WHAT IS REQUIRED: Scan the data. Collect each line that contains the word "cube".

INFORMATION SHOWN:

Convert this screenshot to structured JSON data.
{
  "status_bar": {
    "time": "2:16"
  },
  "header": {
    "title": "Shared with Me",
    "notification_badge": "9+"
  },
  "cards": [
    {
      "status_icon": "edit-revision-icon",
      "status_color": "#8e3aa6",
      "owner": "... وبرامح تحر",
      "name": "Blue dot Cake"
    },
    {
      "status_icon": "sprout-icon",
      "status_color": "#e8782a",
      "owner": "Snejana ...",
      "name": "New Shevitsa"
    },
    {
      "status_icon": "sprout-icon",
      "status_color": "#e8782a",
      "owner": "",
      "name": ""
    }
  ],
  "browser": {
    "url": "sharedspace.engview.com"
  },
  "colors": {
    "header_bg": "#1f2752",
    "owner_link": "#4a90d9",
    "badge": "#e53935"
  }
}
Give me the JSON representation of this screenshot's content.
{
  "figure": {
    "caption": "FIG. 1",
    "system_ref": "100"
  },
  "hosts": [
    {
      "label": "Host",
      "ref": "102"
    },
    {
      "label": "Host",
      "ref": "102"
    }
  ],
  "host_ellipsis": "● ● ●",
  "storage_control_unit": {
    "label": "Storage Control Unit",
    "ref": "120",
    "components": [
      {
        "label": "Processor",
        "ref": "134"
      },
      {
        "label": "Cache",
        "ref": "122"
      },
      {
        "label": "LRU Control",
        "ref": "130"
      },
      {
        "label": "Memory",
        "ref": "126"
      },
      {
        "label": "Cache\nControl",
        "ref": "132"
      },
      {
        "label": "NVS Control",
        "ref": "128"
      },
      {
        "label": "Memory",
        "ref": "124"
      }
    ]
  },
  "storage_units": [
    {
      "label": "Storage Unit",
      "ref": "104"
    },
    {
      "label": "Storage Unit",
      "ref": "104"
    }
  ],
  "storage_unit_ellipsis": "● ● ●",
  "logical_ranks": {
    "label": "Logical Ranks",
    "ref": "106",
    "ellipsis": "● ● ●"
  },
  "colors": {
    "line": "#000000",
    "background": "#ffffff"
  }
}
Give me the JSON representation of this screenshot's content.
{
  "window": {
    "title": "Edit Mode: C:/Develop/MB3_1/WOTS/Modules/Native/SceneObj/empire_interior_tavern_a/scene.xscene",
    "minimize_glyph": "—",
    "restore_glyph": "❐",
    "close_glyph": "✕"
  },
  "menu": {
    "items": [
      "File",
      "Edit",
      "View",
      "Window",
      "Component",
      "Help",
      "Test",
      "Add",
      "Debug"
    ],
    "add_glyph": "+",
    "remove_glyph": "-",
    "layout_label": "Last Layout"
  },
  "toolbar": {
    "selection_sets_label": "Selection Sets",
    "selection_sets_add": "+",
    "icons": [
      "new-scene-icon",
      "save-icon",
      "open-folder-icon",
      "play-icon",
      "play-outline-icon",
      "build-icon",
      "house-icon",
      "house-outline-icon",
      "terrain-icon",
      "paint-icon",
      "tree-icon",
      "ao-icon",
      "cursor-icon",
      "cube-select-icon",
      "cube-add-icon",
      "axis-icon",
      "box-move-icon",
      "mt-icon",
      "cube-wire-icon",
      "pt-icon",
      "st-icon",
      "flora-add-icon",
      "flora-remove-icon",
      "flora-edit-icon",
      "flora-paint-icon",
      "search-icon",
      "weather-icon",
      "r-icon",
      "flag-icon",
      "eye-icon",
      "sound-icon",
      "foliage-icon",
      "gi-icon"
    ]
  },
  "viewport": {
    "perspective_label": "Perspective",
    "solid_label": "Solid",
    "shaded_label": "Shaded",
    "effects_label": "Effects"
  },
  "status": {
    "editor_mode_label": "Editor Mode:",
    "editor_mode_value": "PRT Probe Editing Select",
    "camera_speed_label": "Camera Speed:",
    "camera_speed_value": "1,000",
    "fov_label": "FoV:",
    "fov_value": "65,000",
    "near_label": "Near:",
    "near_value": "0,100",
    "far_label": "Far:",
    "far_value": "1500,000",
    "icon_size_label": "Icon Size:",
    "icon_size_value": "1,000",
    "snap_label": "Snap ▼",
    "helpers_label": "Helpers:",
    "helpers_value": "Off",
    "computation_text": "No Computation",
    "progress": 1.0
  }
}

WRITTEN RESPONSE:
      "cube-select-icon",
      "cube-add-icon",
      "cube-wire-icon",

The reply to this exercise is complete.